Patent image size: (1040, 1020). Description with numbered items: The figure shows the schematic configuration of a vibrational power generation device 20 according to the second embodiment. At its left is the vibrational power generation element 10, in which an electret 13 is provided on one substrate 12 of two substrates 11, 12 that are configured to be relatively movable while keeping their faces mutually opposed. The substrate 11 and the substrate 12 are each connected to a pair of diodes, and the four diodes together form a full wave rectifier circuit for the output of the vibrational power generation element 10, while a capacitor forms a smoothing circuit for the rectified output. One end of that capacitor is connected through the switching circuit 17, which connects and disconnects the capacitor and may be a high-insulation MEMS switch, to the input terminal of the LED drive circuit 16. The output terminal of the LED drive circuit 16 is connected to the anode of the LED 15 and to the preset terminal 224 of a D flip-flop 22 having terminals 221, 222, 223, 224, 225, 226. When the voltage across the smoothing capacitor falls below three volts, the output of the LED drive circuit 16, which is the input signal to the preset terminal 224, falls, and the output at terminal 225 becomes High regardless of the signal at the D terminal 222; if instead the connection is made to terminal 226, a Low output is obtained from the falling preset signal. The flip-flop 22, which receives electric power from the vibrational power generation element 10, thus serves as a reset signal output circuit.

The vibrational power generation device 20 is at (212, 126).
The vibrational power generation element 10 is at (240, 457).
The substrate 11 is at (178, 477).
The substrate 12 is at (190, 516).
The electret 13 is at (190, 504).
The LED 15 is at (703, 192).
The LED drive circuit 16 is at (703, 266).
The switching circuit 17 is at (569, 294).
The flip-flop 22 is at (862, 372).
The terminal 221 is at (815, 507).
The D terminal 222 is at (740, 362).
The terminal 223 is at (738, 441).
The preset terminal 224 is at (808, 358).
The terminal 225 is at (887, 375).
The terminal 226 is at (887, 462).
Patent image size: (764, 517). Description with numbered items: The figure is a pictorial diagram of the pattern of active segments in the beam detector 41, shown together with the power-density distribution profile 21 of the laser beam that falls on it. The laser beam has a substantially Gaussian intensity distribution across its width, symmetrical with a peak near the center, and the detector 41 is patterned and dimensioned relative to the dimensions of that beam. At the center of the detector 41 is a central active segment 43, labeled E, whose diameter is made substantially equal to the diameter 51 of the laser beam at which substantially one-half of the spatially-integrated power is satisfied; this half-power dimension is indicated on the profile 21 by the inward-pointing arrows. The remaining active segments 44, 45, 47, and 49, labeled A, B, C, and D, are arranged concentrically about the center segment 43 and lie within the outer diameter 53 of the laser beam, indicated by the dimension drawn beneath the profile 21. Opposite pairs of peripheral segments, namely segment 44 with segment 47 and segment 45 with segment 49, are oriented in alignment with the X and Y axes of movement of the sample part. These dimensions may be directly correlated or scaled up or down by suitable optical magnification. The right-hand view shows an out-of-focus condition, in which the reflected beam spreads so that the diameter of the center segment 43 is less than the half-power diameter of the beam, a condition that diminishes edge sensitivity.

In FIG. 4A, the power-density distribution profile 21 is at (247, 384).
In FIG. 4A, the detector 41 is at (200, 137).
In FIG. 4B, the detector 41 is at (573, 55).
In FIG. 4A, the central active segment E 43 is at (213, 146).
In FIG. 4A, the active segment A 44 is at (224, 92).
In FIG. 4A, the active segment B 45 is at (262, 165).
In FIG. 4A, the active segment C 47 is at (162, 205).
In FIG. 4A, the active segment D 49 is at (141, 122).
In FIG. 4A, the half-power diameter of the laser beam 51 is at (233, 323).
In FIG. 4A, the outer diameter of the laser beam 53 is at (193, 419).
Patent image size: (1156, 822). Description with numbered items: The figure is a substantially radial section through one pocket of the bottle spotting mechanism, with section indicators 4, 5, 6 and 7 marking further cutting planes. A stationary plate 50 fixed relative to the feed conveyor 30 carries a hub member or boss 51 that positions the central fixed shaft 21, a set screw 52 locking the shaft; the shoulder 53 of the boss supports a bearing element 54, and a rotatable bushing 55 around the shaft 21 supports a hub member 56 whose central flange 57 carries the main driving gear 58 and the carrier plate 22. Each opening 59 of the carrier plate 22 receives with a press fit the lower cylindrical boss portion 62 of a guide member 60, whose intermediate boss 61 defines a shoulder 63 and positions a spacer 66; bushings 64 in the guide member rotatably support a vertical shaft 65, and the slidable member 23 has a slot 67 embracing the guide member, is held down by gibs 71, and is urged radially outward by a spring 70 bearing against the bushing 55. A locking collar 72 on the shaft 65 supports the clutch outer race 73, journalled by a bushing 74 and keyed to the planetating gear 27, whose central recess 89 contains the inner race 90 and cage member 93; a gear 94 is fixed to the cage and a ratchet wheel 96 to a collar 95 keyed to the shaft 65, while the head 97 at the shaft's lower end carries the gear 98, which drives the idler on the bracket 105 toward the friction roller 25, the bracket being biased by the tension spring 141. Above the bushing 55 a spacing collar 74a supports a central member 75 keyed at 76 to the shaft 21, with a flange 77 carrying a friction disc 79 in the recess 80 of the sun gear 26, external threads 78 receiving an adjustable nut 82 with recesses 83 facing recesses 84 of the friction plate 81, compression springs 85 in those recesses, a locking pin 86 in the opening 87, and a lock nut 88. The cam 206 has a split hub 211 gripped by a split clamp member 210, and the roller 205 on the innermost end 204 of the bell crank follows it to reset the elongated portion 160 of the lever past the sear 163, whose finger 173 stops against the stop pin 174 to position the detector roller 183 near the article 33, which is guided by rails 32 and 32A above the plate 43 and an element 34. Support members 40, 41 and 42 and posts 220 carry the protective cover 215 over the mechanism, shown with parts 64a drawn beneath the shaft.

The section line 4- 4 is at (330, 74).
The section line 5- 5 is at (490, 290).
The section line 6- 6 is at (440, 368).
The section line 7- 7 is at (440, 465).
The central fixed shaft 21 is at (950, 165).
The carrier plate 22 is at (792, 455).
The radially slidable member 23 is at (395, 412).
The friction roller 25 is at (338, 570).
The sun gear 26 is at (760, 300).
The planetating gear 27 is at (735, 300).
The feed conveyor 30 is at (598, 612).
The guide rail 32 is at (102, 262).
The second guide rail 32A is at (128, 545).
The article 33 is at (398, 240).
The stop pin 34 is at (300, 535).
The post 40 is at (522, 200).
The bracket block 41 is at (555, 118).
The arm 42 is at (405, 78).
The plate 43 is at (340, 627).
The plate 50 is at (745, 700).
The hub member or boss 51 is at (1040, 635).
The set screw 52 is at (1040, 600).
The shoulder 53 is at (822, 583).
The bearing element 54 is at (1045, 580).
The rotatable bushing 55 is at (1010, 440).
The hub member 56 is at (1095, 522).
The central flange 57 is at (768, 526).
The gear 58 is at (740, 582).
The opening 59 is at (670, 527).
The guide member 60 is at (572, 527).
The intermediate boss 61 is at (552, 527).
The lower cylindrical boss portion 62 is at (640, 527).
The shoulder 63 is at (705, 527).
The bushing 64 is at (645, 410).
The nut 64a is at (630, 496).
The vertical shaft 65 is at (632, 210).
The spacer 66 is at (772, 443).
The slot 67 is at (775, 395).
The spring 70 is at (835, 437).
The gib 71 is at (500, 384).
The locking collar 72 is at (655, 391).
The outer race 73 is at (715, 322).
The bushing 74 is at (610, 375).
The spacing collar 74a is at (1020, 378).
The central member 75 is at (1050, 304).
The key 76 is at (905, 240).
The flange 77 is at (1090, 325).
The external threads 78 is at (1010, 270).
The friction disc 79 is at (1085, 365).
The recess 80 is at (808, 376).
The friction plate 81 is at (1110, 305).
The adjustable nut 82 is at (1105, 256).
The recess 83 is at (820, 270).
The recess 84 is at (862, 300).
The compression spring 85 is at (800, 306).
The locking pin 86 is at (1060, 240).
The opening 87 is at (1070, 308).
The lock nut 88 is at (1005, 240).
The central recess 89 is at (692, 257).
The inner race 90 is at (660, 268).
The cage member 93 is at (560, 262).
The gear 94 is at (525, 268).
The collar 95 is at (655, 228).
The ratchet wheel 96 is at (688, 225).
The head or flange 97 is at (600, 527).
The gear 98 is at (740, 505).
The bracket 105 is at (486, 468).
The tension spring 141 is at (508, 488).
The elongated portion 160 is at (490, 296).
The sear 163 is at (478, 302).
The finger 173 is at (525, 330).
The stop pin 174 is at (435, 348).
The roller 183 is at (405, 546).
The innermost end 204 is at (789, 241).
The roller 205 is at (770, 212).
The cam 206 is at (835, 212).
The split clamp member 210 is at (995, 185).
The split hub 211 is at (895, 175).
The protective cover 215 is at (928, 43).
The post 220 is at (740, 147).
-- -- --
The problem:
Please repeat the records above word for word, starting at the line that contains "Patent image size: (764, 517)." and stopping after the line that contains "In FIG. 4A, the outer".

Final result:
Patent image size: (764, 517). Description with numbered items: The figure is a pictorial diagram of the pattern of active segments in the beam detector 41, shown together with the power-density distribution profile 21 of the laser beam that falls on it. The laser beam has a substantially Gaussian intensity distribution across its width, symmetrical with a peak near the center, and the detector 41 is patterned and dimensioned relative to the dimensions of that beam. At the center of the detector 41 is a central active segment 43, labeled E, whose diameter is made substantially equal to the diameter 51 of the laser beam at which substantially one-half of the spatially-integrated power is satisfied; this half-power dimension is indicated on the profile 21 by the inward-pointing arrows. The remaining active segments 44, 45, 47, and 49, labeled A, B, C, and D, are arranged concentrically about the center segment 43 and lie within the outer diameter 53 of the laser beam, indicated by the dimension drawn beneath the profile 21. Opposite pairs of peripheral segments, namely segment 44 with segment 47 and segment 45 with segment 49, are oriented in alignment with the X and Y axes of movement of the sample part. These dimensions may be directly correlated or scaled up or down by suitable optical magnification. The right-hand view shows an out-of-focus condition, in which the reflected beam spreads so that the diameter of the center segment 43 is less than the half-power diameter of the beam, a condition that diminishes edge sensitivity.

In FIG. 4A, the power-density distribution profile 21 is at (247, 384).
In FIG. 4A, the detector 41 is at (200, 137).
In FIG. 4B, the detector 41 is at (573, 55).
In FIG. 4A, the central active segment E 43 is at (213, 146).
In FIG. 4A, the active segment A 44 is at (224, 92).
In FIG. 4A, the active segment B 45 is at (262, 165).
In FIG. 4A, the active segment C 47 is at (162, 205).
In FIG. 4A, the active segment D 49 is at (141, 122).
In FIG. 4A, the half-power diameter of the laser beam 51 is at (233, 323).
In FIG. 4A, the outer diameter of the laser beam 53 is at (193, 419).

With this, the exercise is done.